* **PASSAGE**:
Who Is This?
Song of Solomon 3:6
The question is asked:.
Who is this that cometh out of the wilderness like pillars of smoke, perfumed with myrrh and frankincense, with all powders of the merchant?
Someone is ascending. But whom? The daughters see a figure, but can’t make him out. Smoke rising, fragrance moving ahead of the procession, there is a royal gait in his approach. Scripture does this at the great turning points of redemption. Psalm 24 throws open the question at the gates of glory. Isaiah 63 asks it of the warrior returning from Bozrah with his garments red. The question surfaces whenever the Mediator comes into view from an angle that arrests even the watching of heaven.
On Ascension Day the church asks it again. The answer is the whole of the gospel.
Paul says marriage carries a mystery it was always meant to carry: I speak concerning Christ and the church (Eph. 5:32). The first Adam received his bride from his wounded side. The last Adam purchased His from the wound in His. Hosea heard Jehovah betrothing His people in righteousness and lovingkindness. Psalm 45 sang the Bridegroom riding forth in majesty. The Song is not a detour from the redemptive story. It is one of its most concentrated chapters.
So when the Bridegroom comes up from the wilderness, we are reading the text exactly as it was given.
The wilderness in Scripture is always the place of stripping. This world, east of Eden, is exactly that. The ground bears the curse. Graves are dug in it. Shame lives in it. Death has administered it since the day Adam was expelled.
The Son of God went all the way down.
He knew the wilderness of temptation, of rejection, of having nowhere to lay His head. He knew the wilderness of the wrath of God suspended over Him on the tree, bearing what man had accumulated against himself since the fall. There was no corner of our desolation He skipped.
But the text says He cometh out.
The Ascension says the wilderness is behind Him. Every last corner of it. The wrath-bearing, the contradiction, the grave, all behind Him. He came out fully, finally, with nothing left to do. The cup drained. The grave empty. The battle won. He who descended into the lowest parts of the earth ascended far above all heavens, that He might fill all things.
The church in her wilderness lives on that fact. Her Head came in and out of it. The anchor is cast within the veil. The Bridegroom is home. Every dark ravine He passed through as Head of His body, and the body must follow the Head. It is simply not possible for Him to reign in glory and His people to perish in the waste.
He comes out perfumed.
Myrrh and frankincense, with all powders of the merchant. Altar smoke in Scripture rises from accepted sacrifice. The Ascension cannot be pulled loose from the cross. He entered heaven in the virtue of His finished oblation, carrying the fragrance of a perfect obedience and a spotless life into the holy place made without hands. Every act of His humiliation was without defect. Every drop of His blood was precious. God received it with everlasting pleasure.

* **ENTRIES SHOWN**:
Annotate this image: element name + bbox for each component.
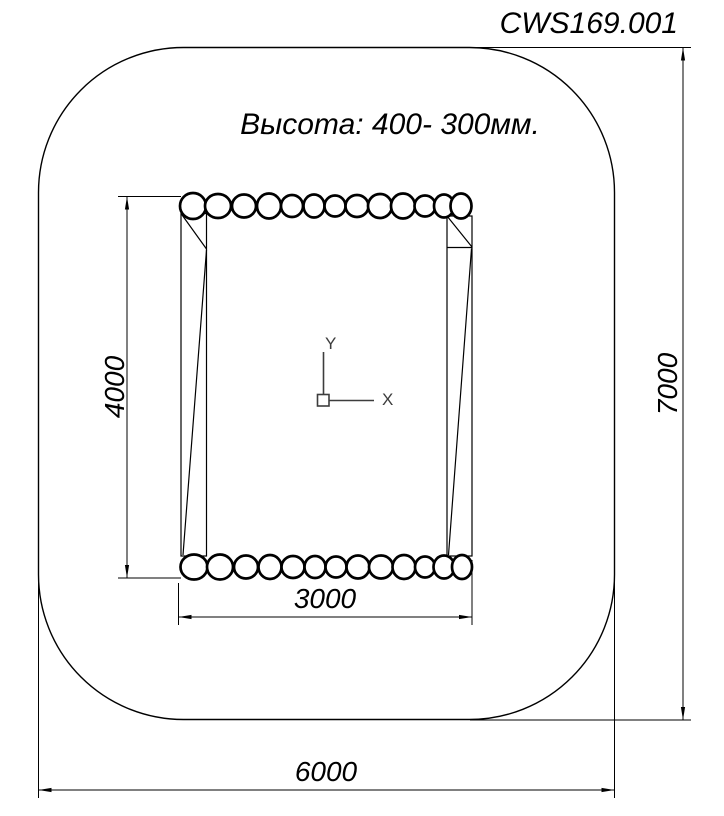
log-circle [347, 556, 370, 579]
log-circle [346, 195, 369, 217]
dimension-text: 7000 [652, 352, 683, 415]
ucs-y-label: Y [325, 334, 336, 353]
drawing-sheet: CWS169.001 Высота: 400- 300мм. [0, 0, 724, 816]
log-circle [232, 195, 256, 218]
right-post-body [447, 216, 472, 556]
log-circle [305, 556, 326, 578]
log-circle [281, 195, 303, 217]
log-circle [391, 194, 415, 219]
arrowhead-up [681, 48, 685, 61]
log-circle [368, 194, 392, 218]
left-post-bracing [181, 214, 207, 556]
log-circle [393, 555, 416, 579]
log-circle [259, 555, 282, 579]
arrowhead-left [179, 615, 192, 619]
log-circle [326, 557, 347, 578]
drawing-number: CWS169.001 [500, 7, 678, 40]
log-circle [369, 556, 393, 579]
arrowhead-down [681, 707, 685, 720]
right-post-bracing [447, 216, 472, 555]
dimension-text: 6000 [295, 756, 358, 787]
log-circle [325, 196, 346, 217]
log-circle [181, 555, 208, 580]
log-circle [234, 556, 258, 579]
log-circle [452, 555, 472, 579]
left-post-body [181, 214, 207, 557]
arrowhead-left [39, 788, 52, 792]
top-log-row [180, 193, 472, 219]
arrowhead-right [459, 615, 472, 619]
height-note: Высота: 400- 300мм. [240, 108, 540, 141]
dimension-outer-height: 7000 [470, 48, 691, 721]
log-circle [304, 195, 325, 218]
log-circle [180, 193, 206, 219]
arrowhead-up [125, 197, 129, 210]
right-post [447, 216, 472, 556]
arrowhead-right [602, 788, 615, 792]
left-post [181, 214, 207, 557]
arrowhead-down [125, 565, 129, 578]
log-circle [257, 194, 281, 219]
ucs-x-label: X [382, 390, 393, 409]
technical-drawing-canvas: CWS169.001 Высота: 400- 300мм. [0, 0, 724, 816]
dimension-text: 4000 [99, 355, 130, 418]
log-circle [205, 194, 231, 218]
dimension-text: 3000 [294, 583, 357, 614]
ucs-icon: Y X [318, 334, 394, 409]
log-circle [282, 556, 305, 578]
log-circle [415, 557, 435, 578]
log-circle [415, 196, 436, 217]
log-circle [207, 555, 233, 580]
bottom-log-row [181, 555, 473, 580]
log-circle [451, 194, 472, 219]
ucs-origin-square [318, 395, 330, 407]
dimension-inner-height: 4000 [99, 197, 181, 579]
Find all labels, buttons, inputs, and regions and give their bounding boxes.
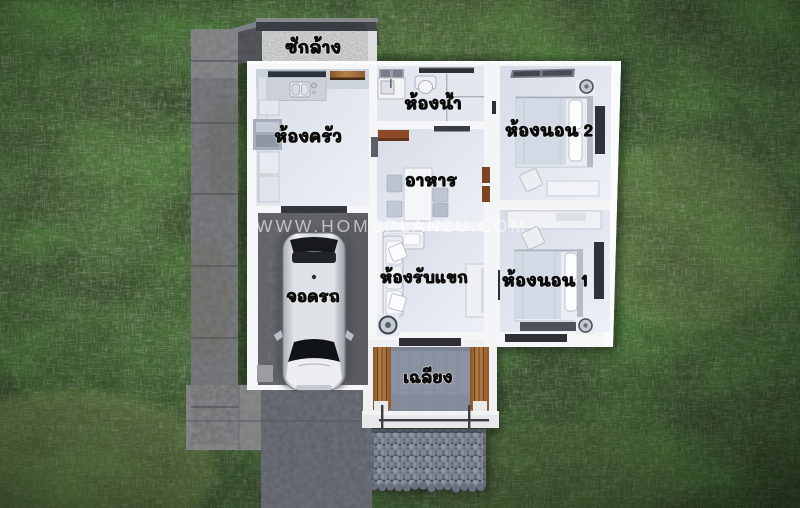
svg-text:WWW.HOMEPLAN2U.COM: WWW.HOMEPLAN2U.COM [256,216,528,236]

* **DIRECTIVES**:
- A) According to the devotional, what does altar smoke in Scripture rise from?
- B) Copy the stretch of the records from the line containing "log-circle [347, 556, 370, 579]" through the line containing "log-circle [205, 194, 231, 218]", with both of those lines included.
The devotional and the records have no connection to each other.

* **WRITTEN ANSWERS**:
- A) Accepted sacrifice.

- B)
log-circle [347, 556, 370, 579]
log-circle [346, 195, 369, 217]
dimension-text: 7000 [652, 352, 683, 415]
ucs-y-label: Y [325, 334, 336, 353]
drawing-sheet: CWS169.001 Высота: 400- 300мм. [0, 0, 724, 816]
log-circle [232, 195, 256, 218]
right-post-body [447, 216, 472, 556]
log-circle [305, 556, 326, 578]
log-circle [281, 195, 303, 217]
log-circle [391, 194, 415, 219]
arrowhead-up [681, 48, 685, 61]
log-circle [368, 194, 392, 218]
left-post-bracing [181, 214, 207, 556]
log-circle [393, 555, 416, 579]
log-circle [259, 555, 282, 579]
arrowhead-left [179, 615, 192, 619]
log-circle [326, 557, 347, 578]
drawing-number: CWS169.001 [500, 7, 678, 40]
log-circle [369, 556, 393, 579]
arrowhead-down [681, 707, 685, 720]
right-post-bracing [447, 216, 472, 555]
dimension-text: 6000 [295, 756, 358, 787]
log-circle [325, 196, 346, 217]
log-circle [181, 555, 208, 580]
log-circle [234, 556, 258, 579]
log-circle [452, 555, 472, 579]
left-post-body [181, 214, 207, 557]
arrowhead-left [39, 788, 52, 792]
top-log-row [180, 193, 472, 219]
arrowhead-right [459, 615, 472, 619]
height-note: Высота: 400- 300мм. [240, 108, 540, 141]
dimension-outer-height: 7000 [470, 48, 691, 721]
log-circle [304, 195, 325, 218]
log-circle [180, 193, 206, 219]
arrowhead-up [125, 197, 129, 210]
right-post [447, 216, 472, 556]
arrowhead-right [602, 788, 615, 792]
left-post [181, 214, 207, 557]
arrowhead-down [125, 565, 129, 578]
log-circle [257, 194, 281, 219]
ucs-x-label: X [382, 390, 393, 409]
technical-drawing-canvas: CWS169.001 Высота: 400- 300мм. [0, 0, 724, 816]
dimension-text: 4000 [99, 355, 130, 418]
log-circle [205, 194, 231, 218]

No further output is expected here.